▼▼▼

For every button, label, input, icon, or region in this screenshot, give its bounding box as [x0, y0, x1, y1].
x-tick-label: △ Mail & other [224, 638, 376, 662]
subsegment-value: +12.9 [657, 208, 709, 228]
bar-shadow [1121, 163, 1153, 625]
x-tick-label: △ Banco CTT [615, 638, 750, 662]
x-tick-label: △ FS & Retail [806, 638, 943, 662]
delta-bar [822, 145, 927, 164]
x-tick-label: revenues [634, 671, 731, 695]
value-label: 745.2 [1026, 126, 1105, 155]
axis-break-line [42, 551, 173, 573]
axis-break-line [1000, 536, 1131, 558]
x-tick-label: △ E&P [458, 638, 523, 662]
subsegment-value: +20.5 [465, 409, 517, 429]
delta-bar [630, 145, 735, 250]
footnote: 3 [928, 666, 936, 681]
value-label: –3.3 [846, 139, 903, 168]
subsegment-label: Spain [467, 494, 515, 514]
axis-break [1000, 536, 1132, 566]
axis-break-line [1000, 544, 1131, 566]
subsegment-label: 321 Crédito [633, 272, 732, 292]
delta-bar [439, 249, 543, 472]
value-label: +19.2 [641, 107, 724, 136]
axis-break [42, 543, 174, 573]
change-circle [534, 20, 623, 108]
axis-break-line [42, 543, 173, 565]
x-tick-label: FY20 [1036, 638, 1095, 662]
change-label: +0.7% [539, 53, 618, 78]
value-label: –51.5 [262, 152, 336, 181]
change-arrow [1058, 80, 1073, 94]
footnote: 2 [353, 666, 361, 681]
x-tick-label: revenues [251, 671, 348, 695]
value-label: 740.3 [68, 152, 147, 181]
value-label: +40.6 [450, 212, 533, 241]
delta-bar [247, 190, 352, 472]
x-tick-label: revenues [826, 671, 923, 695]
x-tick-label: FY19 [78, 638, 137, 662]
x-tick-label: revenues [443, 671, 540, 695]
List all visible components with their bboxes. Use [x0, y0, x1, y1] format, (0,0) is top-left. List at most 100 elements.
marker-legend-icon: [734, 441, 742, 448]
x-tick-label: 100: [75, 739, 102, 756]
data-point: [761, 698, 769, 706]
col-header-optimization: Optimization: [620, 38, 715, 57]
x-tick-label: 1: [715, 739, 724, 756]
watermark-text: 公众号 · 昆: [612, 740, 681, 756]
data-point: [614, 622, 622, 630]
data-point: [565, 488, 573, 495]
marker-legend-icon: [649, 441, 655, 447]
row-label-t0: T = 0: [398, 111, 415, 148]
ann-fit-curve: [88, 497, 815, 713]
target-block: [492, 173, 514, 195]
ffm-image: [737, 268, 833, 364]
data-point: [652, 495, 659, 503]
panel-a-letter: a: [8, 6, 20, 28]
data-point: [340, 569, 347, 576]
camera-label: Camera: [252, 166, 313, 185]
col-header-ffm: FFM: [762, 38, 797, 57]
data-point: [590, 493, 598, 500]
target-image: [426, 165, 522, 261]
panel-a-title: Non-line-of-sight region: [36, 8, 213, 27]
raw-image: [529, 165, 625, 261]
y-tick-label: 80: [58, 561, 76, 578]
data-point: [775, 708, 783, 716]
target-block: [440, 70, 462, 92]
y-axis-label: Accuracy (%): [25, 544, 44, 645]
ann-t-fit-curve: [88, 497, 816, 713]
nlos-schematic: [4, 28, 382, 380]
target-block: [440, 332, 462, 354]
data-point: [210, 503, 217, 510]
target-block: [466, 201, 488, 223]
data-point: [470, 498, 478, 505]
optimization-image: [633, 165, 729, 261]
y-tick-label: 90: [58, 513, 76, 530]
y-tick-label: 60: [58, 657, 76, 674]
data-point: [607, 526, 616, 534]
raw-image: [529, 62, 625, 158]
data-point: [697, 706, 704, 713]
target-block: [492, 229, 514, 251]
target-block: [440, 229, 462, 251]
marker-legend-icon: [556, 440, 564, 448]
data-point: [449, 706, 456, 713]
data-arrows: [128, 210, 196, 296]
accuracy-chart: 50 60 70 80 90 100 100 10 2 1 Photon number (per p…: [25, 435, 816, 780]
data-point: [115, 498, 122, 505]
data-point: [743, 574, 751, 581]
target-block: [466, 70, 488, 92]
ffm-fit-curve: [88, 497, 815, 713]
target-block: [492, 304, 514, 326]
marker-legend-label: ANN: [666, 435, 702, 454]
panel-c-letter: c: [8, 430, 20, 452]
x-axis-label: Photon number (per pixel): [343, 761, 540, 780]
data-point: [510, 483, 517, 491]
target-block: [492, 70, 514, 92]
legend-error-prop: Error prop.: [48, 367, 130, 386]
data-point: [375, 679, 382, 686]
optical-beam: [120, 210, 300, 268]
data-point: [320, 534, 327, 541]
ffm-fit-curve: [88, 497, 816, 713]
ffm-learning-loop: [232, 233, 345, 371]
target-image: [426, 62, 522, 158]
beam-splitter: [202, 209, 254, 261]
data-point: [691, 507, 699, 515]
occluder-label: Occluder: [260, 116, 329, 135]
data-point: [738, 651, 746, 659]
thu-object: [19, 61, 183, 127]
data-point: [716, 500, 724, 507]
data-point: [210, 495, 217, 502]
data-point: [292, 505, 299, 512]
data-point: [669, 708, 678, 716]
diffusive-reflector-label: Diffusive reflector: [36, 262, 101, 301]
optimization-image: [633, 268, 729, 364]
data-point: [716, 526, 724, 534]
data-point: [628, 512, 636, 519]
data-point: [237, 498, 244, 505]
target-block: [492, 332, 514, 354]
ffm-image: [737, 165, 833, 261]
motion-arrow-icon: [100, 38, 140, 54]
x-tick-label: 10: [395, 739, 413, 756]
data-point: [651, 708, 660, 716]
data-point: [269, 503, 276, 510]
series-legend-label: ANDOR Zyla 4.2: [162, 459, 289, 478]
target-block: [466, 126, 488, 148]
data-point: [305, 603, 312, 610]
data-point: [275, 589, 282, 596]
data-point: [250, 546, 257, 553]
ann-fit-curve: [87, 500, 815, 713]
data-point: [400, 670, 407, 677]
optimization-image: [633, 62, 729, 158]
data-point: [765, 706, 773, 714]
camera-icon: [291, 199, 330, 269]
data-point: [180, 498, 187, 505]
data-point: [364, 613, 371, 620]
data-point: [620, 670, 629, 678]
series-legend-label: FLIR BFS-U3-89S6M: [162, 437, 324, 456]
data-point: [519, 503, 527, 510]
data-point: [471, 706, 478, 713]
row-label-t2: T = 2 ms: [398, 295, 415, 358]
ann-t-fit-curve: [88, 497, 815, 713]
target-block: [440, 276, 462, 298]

▲▲▲

Zaktualizuj rekordy od samego początku do wiersza z „x-tick-label: △ FS” włącznie, wstawiając „Mail & parcels” w miejsce „Mail & other”. Wszystko inne ma pozostać bez zmian.

## OCZEKIWANA ODPOWIEDŹ:
For every button, label, input, icon, or region in this screenshot, give its bounding box as [x0, y0, x1, y1].
x-tick-label: △ Mail & parcels [224, 638, 376, 662]
subsegment-value: +12.9 [657, 208, 709, 228]
bar-shadow [1121, 163, 1153, 625]
x-tick-label: △ Banco CTT [615, 638, 750, 662]
x-tick-label: △ FS & Retail [806, 638, 943, 662]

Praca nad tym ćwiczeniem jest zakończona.